- **YOUR GOAL**
The records that follow are to be repeated exactly, with the pictures removed.

- **PROVIDED DATA**
..............................
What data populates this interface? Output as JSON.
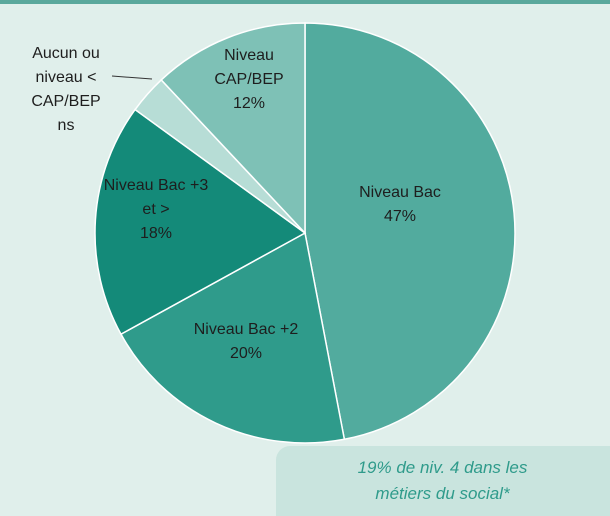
{
  "chart_data": {
    "type": "pie",
    "categories": [
      "Niveau Bac",
      "Niveau Bac +2",
      "Niveau Bac +3 et >",
      "Aucun ou niveau < CAP/BEP",
      "Niveau CAP/BEP"
    ],
    "values": [
      47,
      20,
      18,
      3,
      12
    ],
    "value_labels": [
      "47%",
      "20%",
      "18%",
      "ns",
      "12%"
    ],
    "colors": [
      "#52ab9e",
      "#2f9b8b",
      "#148a79",
      "#b7ddd6",
      "#7ec1b6"
    ],
    "annotation": "19% de niv. 4 dans les métiers du social*"
  }
}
..............................
- **WRITTEN RESPONSE**
What data populates this interface? Output as JSON.
{
  "chart_data": {
    "type": "pie",
    "categories": [
      "Niveau Bac",
      "Niveau Bac +2",
      "Niveau Bac +3 et >",
      "Aucun ou niveau < CAP/BEP",
      "Niveau CAP/BEP"
    ],
    "values": [
      47,
      20,
      18,
      3,
      12
    ],
    "value_labels": [
      "47%",
      "20%",
      "18%",
      "ns",
      "12%"
    ],
    "colors": [
      "#52ab9e",
      "#2f9b8b",
      "#148a79",
      "#b7ddd6",
      "#7ec1b6"
    ],
    "annotation": "19% de niv. 4 dans les métiers du social*"
  }
}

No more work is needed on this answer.